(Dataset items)

((

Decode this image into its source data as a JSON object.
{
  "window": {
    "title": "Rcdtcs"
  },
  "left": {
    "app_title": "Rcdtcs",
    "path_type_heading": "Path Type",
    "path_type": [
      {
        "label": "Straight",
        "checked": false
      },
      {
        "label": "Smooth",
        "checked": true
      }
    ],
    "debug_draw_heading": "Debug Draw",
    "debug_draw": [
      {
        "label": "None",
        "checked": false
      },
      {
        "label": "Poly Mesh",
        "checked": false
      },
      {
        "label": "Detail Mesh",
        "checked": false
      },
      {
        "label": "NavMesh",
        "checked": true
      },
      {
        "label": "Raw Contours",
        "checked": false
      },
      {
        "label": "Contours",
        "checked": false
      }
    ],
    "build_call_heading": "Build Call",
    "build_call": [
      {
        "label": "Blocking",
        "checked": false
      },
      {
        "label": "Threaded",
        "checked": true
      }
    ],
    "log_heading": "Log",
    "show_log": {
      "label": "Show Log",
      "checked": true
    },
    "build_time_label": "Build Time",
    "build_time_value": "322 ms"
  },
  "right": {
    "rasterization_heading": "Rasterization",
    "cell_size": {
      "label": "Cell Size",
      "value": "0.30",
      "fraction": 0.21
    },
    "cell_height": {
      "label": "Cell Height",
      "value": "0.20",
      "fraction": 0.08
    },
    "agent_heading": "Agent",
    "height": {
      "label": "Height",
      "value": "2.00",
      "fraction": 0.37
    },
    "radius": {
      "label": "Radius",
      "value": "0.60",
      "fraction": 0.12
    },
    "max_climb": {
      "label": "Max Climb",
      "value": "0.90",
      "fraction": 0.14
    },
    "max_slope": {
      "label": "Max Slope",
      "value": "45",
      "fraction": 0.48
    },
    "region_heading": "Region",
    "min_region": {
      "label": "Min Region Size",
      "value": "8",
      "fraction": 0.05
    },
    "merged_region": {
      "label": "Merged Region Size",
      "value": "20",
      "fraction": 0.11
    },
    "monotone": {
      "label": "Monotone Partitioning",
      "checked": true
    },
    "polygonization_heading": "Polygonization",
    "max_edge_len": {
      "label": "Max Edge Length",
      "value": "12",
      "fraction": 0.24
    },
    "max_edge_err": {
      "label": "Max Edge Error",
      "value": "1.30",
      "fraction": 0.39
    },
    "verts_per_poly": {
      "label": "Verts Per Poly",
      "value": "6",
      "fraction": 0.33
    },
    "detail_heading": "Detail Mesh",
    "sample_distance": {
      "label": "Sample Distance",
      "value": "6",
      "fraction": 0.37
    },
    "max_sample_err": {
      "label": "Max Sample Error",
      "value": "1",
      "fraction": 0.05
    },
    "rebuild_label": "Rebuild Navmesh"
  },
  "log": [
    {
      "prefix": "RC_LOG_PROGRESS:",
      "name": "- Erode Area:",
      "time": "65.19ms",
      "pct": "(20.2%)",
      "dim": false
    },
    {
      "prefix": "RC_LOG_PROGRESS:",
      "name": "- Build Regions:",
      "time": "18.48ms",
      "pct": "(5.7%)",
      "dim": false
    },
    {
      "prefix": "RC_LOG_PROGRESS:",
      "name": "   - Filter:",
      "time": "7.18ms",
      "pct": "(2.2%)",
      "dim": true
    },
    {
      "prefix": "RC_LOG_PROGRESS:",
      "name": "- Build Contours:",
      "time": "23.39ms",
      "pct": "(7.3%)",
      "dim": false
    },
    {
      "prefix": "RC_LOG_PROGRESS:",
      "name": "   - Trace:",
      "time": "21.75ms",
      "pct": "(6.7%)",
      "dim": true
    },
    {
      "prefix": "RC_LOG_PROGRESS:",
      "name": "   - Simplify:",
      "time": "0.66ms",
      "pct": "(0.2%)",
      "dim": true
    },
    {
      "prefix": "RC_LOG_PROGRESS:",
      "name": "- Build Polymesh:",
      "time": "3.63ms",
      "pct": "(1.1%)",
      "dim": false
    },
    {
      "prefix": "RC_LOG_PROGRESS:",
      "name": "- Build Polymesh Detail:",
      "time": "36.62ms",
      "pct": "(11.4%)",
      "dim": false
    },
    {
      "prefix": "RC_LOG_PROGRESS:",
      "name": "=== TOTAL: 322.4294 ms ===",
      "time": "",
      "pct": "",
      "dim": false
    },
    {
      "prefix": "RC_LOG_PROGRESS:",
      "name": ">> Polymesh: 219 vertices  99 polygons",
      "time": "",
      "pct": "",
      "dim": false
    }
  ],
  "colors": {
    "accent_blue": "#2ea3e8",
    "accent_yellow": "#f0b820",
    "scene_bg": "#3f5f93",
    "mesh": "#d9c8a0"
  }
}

))

• **What is required**
Copy out all of the lines above exactly.

• **Result**
Decode this image into its source data as a JSON object.
{
  "window": {
    "title": "Rcdtcs"
  },
  "left": {
    "app_title": "Rcdtcs",
    "path_type_heading": "Path Type",
    "path_type": [
      {
        "label": "Straight",
        "checked": false
      },
      {
        "label": "Smooth",
        "checked": true
      }
    ],
    "debug_draw_heading": "Debug Draw",
    "debug_draw": [
      {
        "label": "None",
        "checked": false
      },
      {
        "label": "Poly Mesh",
        "checked": false
      },
      {
        "label": "Detail Mesh",
        "checked": false
      },
      {
        "label": "NavMesh",
        "checked": true
      },
      {
        "label": "Raw Contours",
        "checked": false
      },
      {
        "label": "Contours",
        "checked": false
      }
    ],
    "build_call_heading": "Build Call",
    "build_call": [
      {
        "label": "Blocking",
        "checked": false
      },
      {
        "label": "Threaded",
        "checked": true
      }
    ],
    "log_heading": "Log",
    "show_log": {
      "label": "Show Log",
      "checked": true
    },
    "build_time_label": "Build Time",
    "build_time_value": "322 ms"
  },
  "right": {
    "rasterization_heading": "Rasterization",
    "cell_size": {
      "label": "Cell Size",
      "value": "0.30",
      "fraction": 0.21
    },
    "cell_height": {
      "label": "Cell Height",
      "value": "0.20",
      "fraction": 0.08
    },
    "agent_heading": "Agent",
    "height": {
      "label": "Height",
      "value": "2.00",
      "fraction": 0.37
    },
    "radius": {
      "label": "Radius",
      "value": "0.60",
      "fraction": 0.12
    },
    "max_climb": {
      "label": "Max Climb",
      "value": "0.90",
      "fraction": 0.14
    },
    "max_slope": {
      "label": "Max Slope",
      "value": "45",
      "fraction": 0.48
    },
    "region_heading": "Region",
    "min_region": {
      "label": "Min Region Size",
      "value": "8",
      "fraction": 0.05
    },
    "merged_region": {
      "label": "Merged Region Size",
      "value": "20",
      "fraction": 0.11
    },
    "monotone": {
      "label": "Monotone Partitioning",
      "checked": true
    },
    "polygonization_heading": "Polygonization",
    "max_edge_len": {
      "label": "Max Edge Length",
      "value": "12",
      "fraction": 0.24
    },
    "max_edge_err": {
      "label": "Max Edge Error",
      "value": "1.30",
      "fraction": 0.39
    },
    "verts_per_poly": {
      "label": "Verts Per Poly",
      "value": "6",
      "fraction": 0.33
    },
    "detail_heading": "Detail Mesh",
    "sample_distance": {
      "label": "Sample Distance",
      "value": "6",
      "fraction": 0.37
    },
    "max_sample_err": {
      "label": "Max Sample Error",
      "value": "1",
      "fraction": 0.05
    },
    "rebuild_label": "Rebuild Navmesh"
  },
  "log": [
    {
      "prefix": "RC_LOG_PROGRESS:",
      "name": "- Erode Area:",
      "time": "65.19ms",
      "pct": "(20.2%)",
      "dim": false
    },
    {
      "prefix": "RC_LOG_PROGRESS:",
      "name": "- Build Regions:",
      "time": "18.48ms",
      "pct": "(5.7%)",
      "dim": false
    },
    {
      "prefix": "RC_LOG_PROGRESS:",
      "name": "   - Filter:",
      "time": "7.18ms",
      "pct": "(2.2%)",
      "dim": true
    },
    {
      "prefix": "RC_LOG_PROGRESS:",
      "name": "- Build Contours:",
      "time": "23.39ms",
      "pct": "(7.3%)",
      "dim": false
    },
    {
      "prefix": "RC_LOG_PROGRESS:",
      "name": "   - Trace:",
      "time": "21.75ms",
      "pct": "(6.7%)",
      "dim": true
    },
    {
      "prefix": "RC_LOG_PROGRESS:",
      "name": "   - Simplify:",
      "time": "0.66ms",
      "pct": "(0.2%)",
      "dim": true
    },
    {
      "prefix": "RC_LOG_PROGRESS:",
      "name": "- Build Polymesh:",
      "time": "3.63ms",
      "pct": "(1.1%)",
      "dim": false
    },
    {
      "prefix": "RC_LOG_PROGRESS:",
      "name": "- Build Polymesh Detail:",
      "time": "36.62ms",
      "pct": "(11.4%)",
      "dim": false
    },
    {
      "prefix": "RC_LOG_PROGRESS:",
      "name": "=== TOTAL: 322.4294 ms ===",
      "time": "",
      "pct": "",
      "dim": false
    },
    {
      "prefix": "RC_LOG_PROGRESS:",
      "name": ">> Polymesh: 219 vertices  99 polygons",
      "time": "",
      "pct": "",
      "dim": false
    }
  ],
  "colors": {
    "accent_blue": "#2ea3e8",
    "accent_yellow": "#f0b820",
    "scene_bg": "#3f5f93",
    "mesh": "#d9c8a0"
  }
}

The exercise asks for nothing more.